### Short exercise
Give back the full listing, character for character, with no pictures.

[Figure dataset records]
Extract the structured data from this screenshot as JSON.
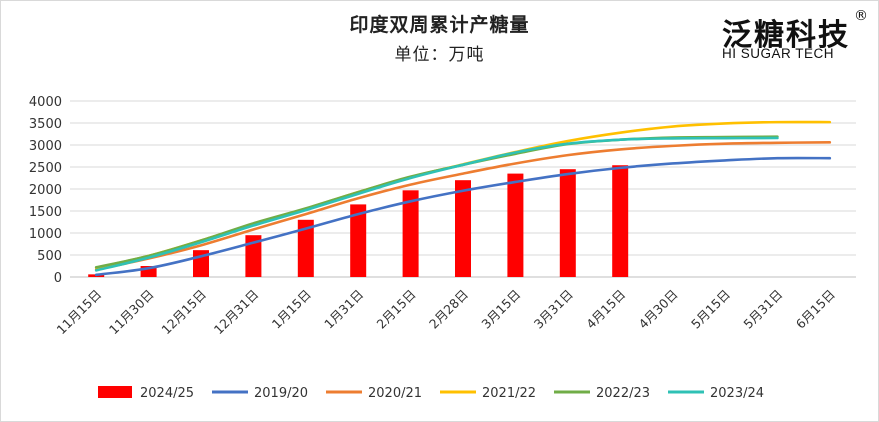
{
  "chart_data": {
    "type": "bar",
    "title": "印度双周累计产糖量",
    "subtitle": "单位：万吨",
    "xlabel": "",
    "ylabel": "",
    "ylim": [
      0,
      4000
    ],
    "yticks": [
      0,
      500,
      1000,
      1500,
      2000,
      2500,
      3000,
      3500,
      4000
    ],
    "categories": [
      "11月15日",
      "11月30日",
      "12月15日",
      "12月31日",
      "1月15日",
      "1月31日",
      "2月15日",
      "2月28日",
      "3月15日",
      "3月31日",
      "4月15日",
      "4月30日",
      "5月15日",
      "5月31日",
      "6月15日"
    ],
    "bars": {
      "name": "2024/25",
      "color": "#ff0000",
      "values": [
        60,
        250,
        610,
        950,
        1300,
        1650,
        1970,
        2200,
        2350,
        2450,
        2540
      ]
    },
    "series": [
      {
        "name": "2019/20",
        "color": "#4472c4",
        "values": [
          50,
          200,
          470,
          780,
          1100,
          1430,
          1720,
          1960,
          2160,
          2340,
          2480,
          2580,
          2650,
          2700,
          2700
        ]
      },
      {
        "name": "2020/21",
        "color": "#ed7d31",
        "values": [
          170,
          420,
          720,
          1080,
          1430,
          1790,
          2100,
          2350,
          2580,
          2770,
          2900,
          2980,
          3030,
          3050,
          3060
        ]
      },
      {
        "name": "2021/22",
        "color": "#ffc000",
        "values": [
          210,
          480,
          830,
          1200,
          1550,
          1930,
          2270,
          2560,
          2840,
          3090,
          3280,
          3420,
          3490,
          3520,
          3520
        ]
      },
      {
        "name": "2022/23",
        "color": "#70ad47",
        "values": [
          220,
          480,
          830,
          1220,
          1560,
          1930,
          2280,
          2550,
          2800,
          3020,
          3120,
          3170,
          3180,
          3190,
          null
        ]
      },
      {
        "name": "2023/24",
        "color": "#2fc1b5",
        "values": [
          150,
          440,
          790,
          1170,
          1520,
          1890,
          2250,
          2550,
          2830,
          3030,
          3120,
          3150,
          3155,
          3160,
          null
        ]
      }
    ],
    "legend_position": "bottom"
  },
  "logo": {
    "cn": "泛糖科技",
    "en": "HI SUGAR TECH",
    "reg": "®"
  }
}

### Exercise result
Extract the structured data from this screenshot as JSON.
{
  "chart_data": {
    "type": "bar",
    "title": "印度双周累计产糖量",
    "subtitle": "单位：万吨",
    "xlabel": "",
    "ylabel": "",
    "ylim": [
      0,
      4000
    ],
    "yticks": [
      0,
      500,
      1000,
      1500,
      2000,
      2500,
      3000,
      3500,
      4000
    ],
    "categories": [
      "11月15日",
      "11月30日",
      "12月15日",
      "12月31日",
      "1月15日",
      "1月31日",
      "2月15日",
      "2月28日",
      "3月15日",
      "3月31日",
      "4月15日",
      "4月30日",
      "5月15日",
      "5月31日",
      "6月15日"
    ],
    "bars": {
      "name": "2024/25",
      "color": "#ff0000",
      "values": [
        60,
        250,
        610,
        950,
        1300,
        1650,
        1970,
        2200,
        2350,
        2450,
        2540
      ]
    },
    "series": [
      {
        "name": "2019/20",
        "color": "#4472c4",
        "values": [
          50,
          200,
          470,
          780,
          1100,
          1430,
          1720,
          1960,
          2160,
          2340,
          2480,
          2580,
          2650,
          2700,
          2700
        ]
      },
      {
        "name": "2020/21",
        "color": "#ed7d31",
        "values": [
          170,
          420,
          720,
          1080,
          1430,
          1790,
          2100,
          2350,
          2580,
          2770,
          2900,
          2980,
          3030,
          3050,
          3060
        ]
      },
      {
        "name": "2021/22",
        "color": "#ffc000",
        "values": [
          210,
          480,
          830,
          1200,
          1550,
          1930,
          2270,
          2560,
          2840,
          3090,
          3280,
          3420,
          3490,
          3520,
          3520
        ]
      },
      {
        "name": "2022/23",
        "color": "#70ad47",
        "values": [
          220,
          480,
          830,
          1220,
          1560,
          1930,
          2280,
          2550,
          2800,
          3020,
          3120,
          3170,
          3180,
          3190,
          null
        ]
      },
      {
        "name": "2023/24",
        "color": "#2fc1b5",
        "values": [
          150,
          440,
          790,
          1170,
          1520,
          1890,
          2250,
          2550,
          2830,
          3030,
          3120,
          3150,
          3155,
          3160,
          null
        ]
      }
    ],
    "legend_position": "bottom"
  },
  "logo": {
    "cn": "泛糖科技",
    "en": "HI SUGAR TECH",
    "reg": "®"
  }
}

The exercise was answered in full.